AIM OF THE TASK:
List each line in which the string "JSON" appears.

## START STORED DATA

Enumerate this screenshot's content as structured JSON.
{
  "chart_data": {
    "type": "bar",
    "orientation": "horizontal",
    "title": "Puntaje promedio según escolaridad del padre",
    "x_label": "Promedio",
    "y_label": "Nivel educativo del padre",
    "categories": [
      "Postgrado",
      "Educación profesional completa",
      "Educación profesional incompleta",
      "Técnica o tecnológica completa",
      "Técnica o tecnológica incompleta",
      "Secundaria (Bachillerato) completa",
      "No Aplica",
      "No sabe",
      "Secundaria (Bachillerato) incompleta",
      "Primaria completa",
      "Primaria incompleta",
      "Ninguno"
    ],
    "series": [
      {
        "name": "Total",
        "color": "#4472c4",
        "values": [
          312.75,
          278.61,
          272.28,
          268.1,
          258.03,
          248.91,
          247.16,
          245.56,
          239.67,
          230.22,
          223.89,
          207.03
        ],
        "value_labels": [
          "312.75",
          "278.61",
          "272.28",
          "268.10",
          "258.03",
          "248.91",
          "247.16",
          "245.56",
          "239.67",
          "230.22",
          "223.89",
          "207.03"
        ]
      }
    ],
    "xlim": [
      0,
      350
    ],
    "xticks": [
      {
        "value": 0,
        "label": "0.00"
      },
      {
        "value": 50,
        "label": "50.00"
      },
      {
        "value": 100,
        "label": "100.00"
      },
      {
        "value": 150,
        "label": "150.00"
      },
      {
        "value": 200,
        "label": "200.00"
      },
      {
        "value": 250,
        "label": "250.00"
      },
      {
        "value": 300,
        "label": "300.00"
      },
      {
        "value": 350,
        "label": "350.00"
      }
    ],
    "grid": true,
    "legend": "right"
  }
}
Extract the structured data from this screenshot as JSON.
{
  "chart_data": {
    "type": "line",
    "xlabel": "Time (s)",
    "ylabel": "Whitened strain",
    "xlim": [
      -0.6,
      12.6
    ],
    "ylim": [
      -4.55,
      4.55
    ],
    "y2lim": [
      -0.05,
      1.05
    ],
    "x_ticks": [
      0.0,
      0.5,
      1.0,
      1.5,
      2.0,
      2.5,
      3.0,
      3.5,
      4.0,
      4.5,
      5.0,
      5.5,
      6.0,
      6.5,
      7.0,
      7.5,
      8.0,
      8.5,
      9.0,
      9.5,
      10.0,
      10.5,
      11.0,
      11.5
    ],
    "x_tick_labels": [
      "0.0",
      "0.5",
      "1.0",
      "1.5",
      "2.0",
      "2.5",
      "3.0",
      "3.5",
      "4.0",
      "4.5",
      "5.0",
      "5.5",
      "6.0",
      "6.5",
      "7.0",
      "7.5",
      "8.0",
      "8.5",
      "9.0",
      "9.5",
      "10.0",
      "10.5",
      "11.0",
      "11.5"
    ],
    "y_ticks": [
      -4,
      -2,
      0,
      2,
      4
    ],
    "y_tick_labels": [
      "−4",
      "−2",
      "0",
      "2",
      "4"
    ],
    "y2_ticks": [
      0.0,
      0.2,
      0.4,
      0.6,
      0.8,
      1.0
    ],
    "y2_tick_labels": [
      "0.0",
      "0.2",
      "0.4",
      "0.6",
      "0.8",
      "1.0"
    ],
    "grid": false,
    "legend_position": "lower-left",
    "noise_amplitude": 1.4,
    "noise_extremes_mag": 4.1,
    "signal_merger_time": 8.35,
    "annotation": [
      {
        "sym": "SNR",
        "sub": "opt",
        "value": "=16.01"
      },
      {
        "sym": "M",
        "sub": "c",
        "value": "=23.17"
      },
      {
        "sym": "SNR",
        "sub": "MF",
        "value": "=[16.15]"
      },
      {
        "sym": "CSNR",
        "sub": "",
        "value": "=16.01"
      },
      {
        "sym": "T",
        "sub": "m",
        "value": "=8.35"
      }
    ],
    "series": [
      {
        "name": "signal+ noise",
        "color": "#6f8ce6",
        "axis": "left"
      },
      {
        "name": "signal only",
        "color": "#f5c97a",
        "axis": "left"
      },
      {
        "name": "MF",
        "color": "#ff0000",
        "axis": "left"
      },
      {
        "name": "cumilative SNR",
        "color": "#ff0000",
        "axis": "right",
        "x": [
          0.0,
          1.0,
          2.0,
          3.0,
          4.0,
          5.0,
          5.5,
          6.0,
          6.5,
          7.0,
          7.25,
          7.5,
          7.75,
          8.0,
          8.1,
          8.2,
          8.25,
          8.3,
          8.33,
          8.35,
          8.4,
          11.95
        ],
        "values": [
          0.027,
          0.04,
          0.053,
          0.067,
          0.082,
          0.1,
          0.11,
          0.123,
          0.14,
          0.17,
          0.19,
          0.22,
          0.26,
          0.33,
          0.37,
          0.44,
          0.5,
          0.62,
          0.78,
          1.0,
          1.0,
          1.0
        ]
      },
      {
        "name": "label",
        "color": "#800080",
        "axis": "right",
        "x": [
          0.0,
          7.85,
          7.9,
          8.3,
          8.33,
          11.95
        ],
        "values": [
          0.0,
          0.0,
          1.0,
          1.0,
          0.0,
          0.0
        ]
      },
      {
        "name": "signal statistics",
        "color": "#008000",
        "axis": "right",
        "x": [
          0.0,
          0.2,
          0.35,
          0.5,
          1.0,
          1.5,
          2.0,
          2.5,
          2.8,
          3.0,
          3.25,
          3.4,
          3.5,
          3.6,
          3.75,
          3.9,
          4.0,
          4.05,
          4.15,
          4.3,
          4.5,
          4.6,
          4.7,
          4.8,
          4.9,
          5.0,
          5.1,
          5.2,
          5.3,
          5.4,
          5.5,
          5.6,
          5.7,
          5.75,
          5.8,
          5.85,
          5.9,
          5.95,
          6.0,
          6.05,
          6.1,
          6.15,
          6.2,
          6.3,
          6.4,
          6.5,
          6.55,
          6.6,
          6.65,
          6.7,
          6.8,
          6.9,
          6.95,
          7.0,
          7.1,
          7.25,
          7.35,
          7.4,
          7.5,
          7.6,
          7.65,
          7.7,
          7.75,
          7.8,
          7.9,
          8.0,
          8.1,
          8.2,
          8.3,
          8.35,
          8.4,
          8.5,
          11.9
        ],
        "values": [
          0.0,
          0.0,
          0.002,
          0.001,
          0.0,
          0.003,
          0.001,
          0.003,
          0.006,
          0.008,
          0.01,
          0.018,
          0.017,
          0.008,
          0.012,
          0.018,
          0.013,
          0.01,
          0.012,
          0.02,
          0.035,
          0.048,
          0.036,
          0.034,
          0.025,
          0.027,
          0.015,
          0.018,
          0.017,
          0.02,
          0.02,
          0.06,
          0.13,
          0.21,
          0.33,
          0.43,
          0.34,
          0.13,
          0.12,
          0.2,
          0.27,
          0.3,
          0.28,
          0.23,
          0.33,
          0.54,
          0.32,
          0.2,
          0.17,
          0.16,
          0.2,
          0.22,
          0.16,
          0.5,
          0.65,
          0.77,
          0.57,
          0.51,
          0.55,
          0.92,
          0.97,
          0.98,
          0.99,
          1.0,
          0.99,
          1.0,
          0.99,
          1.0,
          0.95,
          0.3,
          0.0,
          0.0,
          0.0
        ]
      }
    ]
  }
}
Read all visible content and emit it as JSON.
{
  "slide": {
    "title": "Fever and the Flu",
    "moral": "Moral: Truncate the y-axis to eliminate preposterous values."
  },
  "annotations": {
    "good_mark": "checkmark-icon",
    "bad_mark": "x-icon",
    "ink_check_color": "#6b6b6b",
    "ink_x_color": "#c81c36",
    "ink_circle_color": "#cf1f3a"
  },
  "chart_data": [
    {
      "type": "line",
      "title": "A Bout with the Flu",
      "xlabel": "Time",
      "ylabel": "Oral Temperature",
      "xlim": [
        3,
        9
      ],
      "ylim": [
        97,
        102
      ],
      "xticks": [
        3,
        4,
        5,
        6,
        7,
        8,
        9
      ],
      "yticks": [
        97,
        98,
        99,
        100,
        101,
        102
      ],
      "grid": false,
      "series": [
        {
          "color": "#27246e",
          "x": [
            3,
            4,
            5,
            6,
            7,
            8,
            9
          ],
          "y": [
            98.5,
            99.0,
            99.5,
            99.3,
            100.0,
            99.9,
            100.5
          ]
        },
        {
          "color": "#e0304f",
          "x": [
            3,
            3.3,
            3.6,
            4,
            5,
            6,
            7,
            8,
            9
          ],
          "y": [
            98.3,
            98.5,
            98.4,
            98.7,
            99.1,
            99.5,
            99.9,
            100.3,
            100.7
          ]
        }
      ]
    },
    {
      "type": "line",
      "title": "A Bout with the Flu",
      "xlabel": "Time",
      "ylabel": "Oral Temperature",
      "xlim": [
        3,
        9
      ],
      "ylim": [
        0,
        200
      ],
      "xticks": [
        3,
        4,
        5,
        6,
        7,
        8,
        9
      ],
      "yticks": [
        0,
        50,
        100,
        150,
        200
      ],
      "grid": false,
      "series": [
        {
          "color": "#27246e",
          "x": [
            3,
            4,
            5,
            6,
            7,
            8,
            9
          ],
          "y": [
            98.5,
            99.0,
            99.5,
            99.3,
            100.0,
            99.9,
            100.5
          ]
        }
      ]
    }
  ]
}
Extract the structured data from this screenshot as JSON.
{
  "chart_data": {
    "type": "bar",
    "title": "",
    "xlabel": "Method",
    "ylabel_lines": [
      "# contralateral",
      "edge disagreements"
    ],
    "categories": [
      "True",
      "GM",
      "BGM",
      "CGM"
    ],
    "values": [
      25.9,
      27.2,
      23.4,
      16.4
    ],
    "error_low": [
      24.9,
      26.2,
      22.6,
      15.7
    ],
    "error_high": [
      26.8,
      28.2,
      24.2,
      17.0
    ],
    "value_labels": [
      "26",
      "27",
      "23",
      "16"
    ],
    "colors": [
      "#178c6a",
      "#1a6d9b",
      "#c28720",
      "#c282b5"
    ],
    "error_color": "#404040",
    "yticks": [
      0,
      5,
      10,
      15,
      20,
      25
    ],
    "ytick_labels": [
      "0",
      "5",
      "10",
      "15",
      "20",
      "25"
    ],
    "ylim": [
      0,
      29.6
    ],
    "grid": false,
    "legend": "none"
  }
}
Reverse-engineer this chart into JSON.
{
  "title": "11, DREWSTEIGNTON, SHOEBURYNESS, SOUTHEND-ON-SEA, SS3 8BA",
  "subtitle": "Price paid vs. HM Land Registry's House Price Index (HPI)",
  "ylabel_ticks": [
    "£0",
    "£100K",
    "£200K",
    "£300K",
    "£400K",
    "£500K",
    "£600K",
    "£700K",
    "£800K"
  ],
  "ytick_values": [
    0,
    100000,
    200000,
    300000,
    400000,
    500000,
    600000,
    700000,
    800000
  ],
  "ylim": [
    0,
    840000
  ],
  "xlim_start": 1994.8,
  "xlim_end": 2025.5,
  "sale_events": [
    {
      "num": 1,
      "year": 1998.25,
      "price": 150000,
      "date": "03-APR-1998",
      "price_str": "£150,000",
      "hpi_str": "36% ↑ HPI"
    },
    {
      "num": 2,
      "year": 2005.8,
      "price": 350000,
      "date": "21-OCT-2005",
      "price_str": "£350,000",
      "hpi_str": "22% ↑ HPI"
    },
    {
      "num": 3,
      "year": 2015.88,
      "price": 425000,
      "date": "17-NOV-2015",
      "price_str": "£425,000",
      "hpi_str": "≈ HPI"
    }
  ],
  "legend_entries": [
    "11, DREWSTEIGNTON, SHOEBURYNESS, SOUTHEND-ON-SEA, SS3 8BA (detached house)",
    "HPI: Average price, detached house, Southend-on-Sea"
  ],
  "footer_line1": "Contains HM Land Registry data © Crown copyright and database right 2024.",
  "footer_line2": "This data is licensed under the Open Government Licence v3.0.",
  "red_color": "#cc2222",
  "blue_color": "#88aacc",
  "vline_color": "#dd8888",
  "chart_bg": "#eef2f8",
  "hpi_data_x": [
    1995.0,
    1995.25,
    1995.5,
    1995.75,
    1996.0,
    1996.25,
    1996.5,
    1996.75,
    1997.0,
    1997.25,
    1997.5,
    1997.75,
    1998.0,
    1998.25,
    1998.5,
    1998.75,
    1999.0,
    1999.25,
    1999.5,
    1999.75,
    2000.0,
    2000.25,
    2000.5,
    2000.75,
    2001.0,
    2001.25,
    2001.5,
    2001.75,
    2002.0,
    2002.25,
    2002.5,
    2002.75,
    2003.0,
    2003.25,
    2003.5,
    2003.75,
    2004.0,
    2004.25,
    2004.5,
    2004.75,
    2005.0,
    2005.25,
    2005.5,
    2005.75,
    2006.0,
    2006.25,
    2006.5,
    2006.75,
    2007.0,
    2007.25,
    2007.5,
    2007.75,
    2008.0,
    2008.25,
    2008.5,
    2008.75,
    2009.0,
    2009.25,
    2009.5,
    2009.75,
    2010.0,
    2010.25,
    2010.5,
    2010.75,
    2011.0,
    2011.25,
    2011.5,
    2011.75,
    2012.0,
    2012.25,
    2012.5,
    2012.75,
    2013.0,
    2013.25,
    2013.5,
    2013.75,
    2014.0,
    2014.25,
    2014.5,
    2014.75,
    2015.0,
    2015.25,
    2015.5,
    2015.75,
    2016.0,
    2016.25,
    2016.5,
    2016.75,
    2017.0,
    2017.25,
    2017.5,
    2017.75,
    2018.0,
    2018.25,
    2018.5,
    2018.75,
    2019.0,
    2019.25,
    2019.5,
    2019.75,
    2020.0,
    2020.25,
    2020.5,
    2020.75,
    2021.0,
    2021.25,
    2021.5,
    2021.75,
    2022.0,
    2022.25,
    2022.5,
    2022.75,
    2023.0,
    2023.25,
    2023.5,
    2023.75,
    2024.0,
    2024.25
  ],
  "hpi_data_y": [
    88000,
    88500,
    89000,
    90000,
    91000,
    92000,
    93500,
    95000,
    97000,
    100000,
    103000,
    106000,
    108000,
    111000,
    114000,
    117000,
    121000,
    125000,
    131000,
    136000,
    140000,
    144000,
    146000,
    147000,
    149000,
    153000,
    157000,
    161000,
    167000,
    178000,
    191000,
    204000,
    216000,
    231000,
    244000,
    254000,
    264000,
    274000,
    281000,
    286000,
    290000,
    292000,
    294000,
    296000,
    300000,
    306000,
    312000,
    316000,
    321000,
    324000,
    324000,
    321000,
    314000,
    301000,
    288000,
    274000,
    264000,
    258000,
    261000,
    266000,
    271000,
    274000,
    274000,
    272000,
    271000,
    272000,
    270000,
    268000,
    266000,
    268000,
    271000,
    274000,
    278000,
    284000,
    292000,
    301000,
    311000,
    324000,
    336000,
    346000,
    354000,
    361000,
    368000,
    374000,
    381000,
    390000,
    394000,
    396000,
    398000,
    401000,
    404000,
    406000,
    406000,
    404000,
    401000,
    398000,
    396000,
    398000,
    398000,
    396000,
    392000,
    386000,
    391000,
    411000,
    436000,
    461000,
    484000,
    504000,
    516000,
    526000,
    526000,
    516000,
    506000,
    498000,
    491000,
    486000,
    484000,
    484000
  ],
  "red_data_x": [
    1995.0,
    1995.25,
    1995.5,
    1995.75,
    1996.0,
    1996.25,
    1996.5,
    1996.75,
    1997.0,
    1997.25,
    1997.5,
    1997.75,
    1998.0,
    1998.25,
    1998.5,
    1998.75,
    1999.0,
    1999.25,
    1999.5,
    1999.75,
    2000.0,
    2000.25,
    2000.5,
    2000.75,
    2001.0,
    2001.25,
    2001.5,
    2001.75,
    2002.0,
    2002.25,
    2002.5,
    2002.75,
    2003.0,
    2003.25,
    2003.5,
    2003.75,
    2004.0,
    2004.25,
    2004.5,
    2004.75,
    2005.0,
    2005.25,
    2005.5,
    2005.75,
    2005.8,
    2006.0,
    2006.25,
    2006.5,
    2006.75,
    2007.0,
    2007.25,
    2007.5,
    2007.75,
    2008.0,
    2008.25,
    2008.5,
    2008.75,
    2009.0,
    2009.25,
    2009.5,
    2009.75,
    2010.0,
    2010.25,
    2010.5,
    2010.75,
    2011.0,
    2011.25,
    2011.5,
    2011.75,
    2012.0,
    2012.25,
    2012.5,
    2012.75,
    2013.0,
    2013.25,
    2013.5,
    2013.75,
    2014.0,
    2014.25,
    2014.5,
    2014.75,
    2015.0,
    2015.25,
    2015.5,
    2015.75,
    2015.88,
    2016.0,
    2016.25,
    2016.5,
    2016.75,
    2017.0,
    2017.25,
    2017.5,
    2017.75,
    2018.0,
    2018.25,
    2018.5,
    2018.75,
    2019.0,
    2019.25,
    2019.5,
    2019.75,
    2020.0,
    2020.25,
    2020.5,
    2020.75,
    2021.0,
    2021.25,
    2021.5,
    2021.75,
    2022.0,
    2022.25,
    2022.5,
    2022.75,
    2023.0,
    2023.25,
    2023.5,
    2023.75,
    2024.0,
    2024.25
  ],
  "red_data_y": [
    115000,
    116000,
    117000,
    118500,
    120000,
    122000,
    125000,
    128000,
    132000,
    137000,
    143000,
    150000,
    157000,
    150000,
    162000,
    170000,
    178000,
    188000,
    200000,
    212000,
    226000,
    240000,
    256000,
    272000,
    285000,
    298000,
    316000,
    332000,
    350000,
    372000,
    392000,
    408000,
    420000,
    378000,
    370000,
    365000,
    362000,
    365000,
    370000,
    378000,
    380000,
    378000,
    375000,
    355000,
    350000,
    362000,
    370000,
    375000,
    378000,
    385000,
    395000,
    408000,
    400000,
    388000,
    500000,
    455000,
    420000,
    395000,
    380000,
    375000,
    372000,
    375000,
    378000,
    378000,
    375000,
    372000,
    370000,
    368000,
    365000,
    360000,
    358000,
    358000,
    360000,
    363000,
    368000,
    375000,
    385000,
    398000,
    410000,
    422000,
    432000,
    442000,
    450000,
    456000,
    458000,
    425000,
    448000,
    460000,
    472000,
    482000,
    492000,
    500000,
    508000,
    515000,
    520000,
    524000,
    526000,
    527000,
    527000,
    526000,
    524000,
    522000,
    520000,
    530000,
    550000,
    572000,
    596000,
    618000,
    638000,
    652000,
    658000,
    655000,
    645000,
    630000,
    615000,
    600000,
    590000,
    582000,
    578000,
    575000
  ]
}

## END STORED DATA

EXERCISE OUTPUT:
Enumerate this screenshot's content as structured JSON.
Extract the structured data from this screenshot as JSON.
Read all visible content and emit it as JSON.
Extract the structured data from this screenshot as JSON.
Reverse-engineer this chart into JSON.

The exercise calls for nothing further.